_Aim_
Filter the listing and keep only the lines with the word "What".

_Extracted data_
>> Start

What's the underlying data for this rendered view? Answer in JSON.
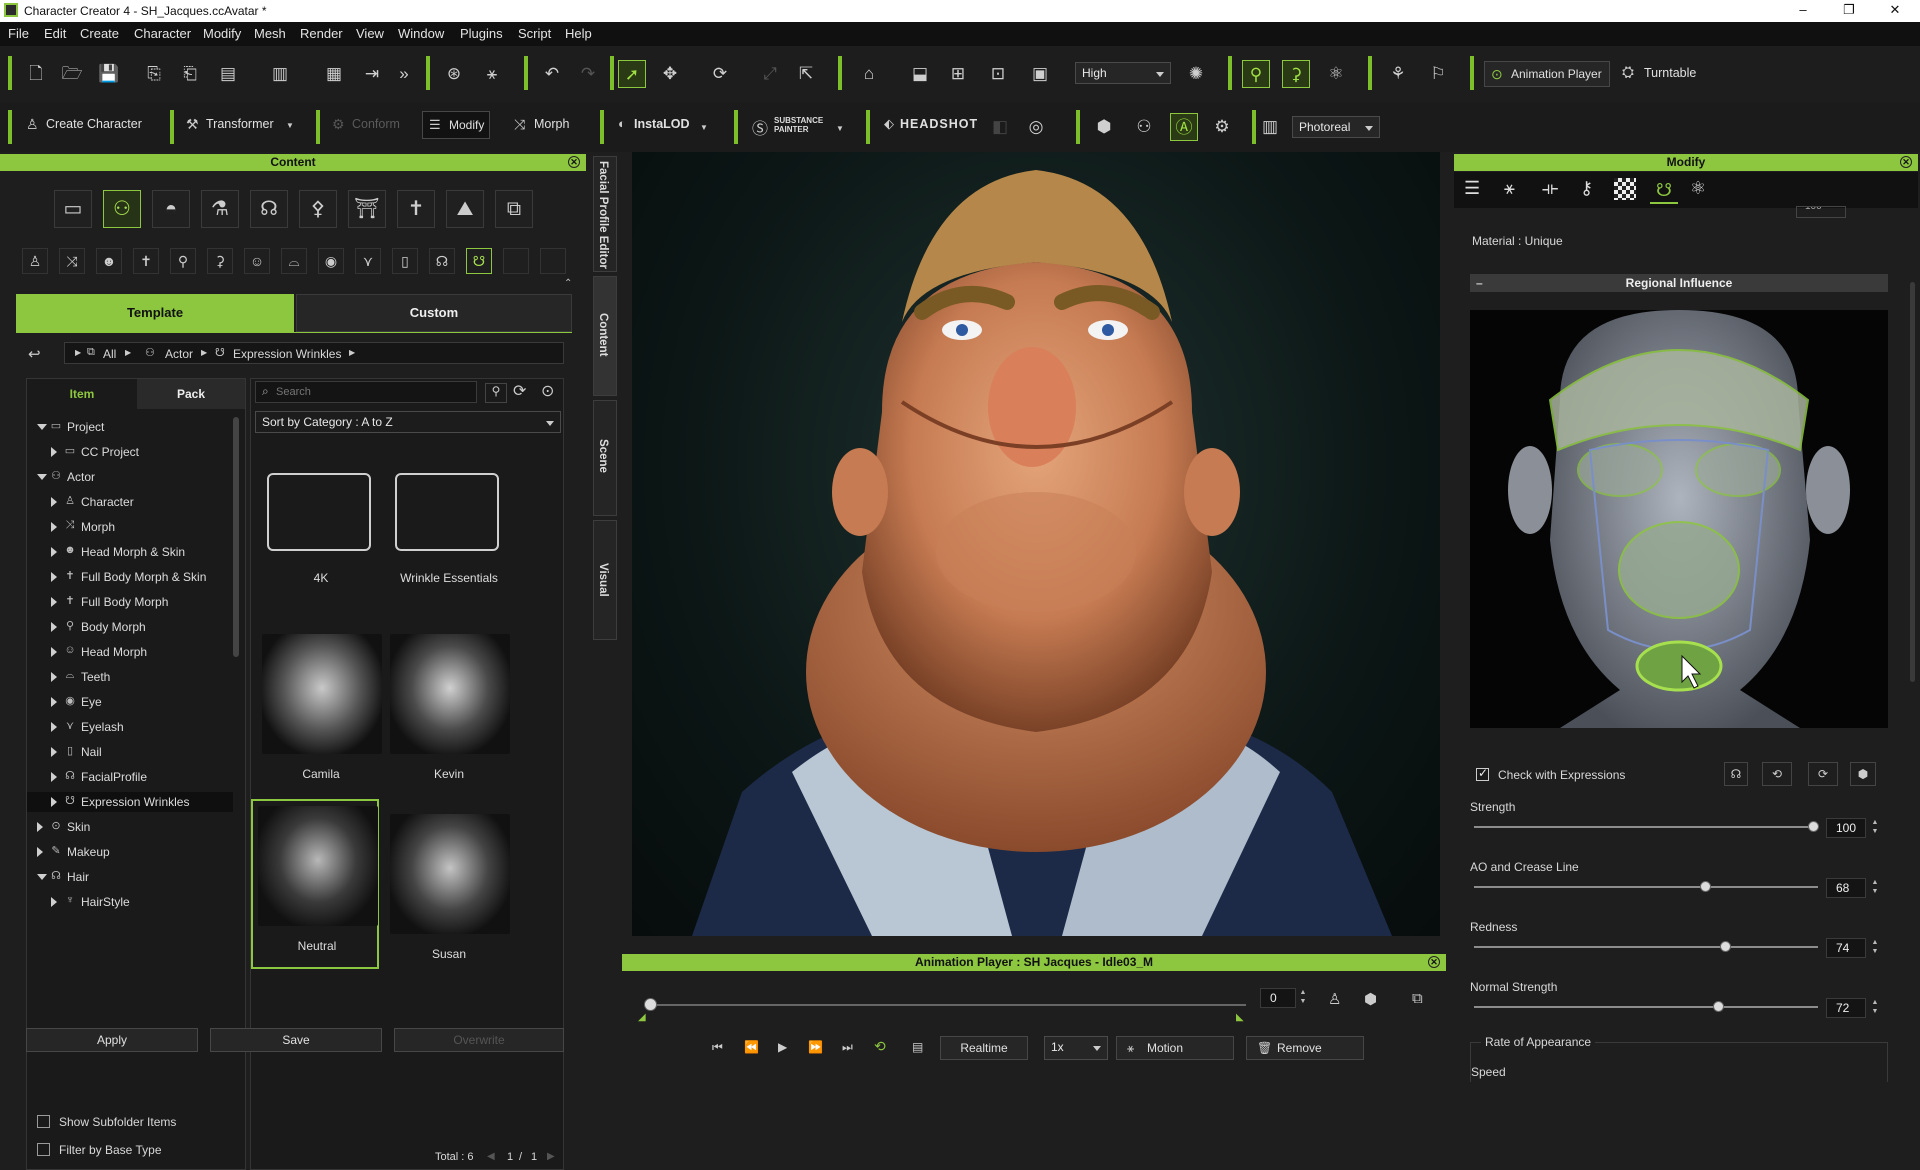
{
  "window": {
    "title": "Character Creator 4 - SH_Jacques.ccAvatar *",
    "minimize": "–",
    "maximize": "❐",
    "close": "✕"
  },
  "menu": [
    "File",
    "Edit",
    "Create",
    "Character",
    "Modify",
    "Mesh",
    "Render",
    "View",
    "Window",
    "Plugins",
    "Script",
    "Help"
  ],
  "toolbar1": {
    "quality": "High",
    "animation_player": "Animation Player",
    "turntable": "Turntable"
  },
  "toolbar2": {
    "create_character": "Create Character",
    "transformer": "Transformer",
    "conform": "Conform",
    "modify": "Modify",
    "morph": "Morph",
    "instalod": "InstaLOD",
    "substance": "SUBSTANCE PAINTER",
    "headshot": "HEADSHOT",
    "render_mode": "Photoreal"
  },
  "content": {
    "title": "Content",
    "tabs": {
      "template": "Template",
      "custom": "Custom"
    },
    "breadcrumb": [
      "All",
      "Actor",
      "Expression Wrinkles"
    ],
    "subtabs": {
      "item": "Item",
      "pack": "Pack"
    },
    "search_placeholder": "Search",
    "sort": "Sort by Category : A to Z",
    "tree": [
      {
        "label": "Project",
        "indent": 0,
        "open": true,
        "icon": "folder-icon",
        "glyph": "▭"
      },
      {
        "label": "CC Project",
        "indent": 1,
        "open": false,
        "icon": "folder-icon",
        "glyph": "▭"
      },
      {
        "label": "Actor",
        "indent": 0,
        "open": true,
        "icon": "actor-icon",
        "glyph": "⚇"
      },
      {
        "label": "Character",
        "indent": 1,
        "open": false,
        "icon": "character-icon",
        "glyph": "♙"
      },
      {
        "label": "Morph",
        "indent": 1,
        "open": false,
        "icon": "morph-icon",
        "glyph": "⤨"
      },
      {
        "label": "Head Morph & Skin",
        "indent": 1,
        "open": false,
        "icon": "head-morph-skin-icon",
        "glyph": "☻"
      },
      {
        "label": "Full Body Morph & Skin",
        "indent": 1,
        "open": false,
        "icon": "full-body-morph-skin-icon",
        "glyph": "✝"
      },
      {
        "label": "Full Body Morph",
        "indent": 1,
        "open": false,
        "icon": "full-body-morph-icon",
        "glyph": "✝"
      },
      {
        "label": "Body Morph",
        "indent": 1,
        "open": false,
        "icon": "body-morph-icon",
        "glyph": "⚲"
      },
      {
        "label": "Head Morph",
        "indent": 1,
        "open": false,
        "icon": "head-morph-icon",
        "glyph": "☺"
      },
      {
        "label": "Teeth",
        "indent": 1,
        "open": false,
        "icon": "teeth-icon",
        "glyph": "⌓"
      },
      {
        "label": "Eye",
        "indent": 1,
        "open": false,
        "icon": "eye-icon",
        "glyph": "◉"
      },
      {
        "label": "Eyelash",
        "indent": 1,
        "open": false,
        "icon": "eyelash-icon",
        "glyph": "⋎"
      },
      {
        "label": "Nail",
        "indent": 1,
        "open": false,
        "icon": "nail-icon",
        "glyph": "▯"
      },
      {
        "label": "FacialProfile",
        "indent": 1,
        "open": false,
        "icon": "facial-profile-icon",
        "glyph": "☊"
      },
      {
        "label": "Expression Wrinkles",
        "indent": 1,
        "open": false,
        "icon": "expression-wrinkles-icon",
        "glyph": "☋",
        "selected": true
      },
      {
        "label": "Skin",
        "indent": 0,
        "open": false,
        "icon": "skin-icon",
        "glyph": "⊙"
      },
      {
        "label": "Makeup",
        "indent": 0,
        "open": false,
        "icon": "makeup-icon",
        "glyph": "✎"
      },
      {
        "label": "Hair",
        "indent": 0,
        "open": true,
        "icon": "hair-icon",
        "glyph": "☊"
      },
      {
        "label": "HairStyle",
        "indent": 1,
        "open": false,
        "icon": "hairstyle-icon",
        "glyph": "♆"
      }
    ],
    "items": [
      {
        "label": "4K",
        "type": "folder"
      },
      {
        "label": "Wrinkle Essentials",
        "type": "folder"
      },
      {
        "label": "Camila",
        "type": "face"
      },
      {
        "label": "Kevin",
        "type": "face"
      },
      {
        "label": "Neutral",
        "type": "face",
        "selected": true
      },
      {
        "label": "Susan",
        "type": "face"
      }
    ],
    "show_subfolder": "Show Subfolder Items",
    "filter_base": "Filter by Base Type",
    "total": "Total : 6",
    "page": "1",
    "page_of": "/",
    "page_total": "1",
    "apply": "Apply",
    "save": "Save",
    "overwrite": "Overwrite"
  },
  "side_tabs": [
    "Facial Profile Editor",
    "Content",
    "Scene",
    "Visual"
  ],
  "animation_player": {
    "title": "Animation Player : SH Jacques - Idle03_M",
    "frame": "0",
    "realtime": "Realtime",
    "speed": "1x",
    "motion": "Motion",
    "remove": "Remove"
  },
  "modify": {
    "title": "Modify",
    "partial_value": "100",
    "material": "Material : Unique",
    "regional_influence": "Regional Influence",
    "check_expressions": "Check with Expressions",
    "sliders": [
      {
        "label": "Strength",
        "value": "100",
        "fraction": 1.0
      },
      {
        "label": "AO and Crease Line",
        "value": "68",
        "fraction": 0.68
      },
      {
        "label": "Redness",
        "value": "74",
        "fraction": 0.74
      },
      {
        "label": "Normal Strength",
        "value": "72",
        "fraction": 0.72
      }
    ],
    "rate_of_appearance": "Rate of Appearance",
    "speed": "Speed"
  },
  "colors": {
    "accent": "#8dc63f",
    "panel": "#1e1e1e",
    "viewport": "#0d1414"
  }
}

>> End
>> Start

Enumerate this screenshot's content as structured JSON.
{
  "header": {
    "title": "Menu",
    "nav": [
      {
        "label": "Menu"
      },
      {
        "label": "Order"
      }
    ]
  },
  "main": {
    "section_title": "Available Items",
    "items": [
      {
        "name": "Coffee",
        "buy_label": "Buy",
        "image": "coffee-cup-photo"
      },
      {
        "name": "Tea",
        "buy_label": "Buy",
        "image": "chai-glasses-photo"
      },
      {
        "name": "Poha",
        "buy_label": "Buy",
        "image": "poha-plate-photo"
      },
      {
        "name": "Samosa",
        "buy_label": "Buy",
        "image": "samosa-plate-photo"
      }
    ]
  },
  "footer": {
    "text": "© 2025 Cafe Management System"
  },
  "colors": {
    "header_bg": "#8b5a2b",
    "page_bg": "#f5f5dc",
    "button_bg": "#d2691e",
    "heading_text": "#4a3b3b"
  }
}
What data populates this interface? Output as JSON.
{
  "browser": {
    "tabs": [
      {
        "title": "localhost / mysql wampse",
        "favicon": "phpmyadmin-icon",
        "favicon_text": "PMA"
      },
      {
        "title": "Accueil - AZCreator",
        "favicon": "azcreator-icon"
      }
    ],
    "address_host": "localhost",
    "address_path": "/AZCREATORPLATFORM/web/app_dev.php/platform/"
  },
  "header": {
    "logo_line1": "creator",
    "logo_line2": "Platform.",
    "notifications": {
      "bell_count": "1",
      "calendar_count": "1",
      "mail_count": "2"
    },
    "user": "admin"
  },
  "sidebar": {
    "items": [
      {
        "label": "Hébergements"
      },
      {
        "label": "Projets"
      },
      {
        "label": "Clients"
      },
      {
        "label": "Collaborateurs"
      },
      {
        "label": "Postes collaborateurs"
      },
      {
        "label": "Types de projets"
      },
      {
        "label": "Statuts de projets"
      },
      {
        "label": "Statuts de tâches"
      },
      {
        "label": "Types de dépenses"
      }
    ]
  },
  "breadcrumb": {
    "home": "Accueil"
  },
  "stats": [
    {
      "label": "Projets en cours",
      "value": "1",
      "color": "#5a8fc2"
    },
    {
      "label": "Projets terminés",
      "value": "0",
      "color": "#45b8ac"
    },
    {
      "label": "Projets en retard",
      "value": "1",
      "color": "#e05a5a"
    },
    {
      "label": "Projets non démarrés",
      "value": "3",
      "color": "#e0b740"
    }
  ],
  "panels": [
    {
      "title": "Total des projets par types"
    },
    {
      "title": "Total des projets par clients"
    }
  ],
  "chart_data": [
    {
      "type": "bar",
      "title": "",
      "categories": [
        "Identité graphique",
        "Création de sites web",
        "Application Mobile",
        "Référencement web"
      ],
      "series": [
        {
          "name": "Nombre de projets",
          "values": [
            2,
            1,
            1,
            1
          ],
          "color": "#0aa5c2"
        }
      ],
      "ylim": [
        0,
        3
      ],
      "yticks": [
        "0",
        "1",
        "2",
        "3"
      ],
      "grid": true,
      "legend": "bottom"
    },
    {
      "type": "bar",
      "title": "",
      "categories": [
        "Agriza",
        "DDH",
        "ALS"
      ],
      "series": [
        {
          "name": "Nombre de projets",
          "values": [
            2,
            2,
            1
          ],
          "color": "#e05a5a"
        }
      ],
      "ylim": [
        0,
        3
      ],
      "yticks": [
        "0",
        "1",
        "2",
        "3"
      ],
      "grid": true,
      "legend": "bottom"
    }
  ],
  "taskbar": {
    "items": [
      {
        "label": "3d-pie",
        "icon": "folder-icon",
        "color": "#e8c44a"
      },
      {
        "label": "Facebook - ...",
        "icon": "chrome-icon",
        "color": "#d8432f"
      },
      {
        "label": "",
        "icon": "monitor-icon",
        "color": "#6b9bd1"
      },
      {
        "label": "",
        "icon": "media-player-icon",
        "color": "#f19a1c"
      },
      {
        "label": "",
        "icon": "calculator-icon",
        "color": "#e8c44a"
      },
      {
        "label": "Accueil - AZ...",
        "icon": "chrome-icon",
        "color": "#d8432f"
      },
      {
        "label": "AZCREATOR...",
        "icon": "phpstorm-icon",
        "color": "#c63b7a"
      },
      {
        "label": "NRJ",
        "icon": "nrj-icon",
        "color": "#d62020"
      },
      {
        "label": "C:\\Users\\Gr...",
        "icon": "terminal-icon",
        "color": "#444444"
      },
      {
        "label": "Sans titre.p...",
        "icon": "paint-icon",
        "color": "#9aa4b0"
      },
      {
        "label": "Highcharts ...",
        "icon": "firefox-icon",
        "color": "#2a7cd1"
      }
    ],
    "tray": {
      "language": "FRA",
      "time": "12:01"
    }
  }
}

>> End

_Reply_
What's the underlying data for this rendered view? Answer in JSON.
What data populates this interface? Output as JSON.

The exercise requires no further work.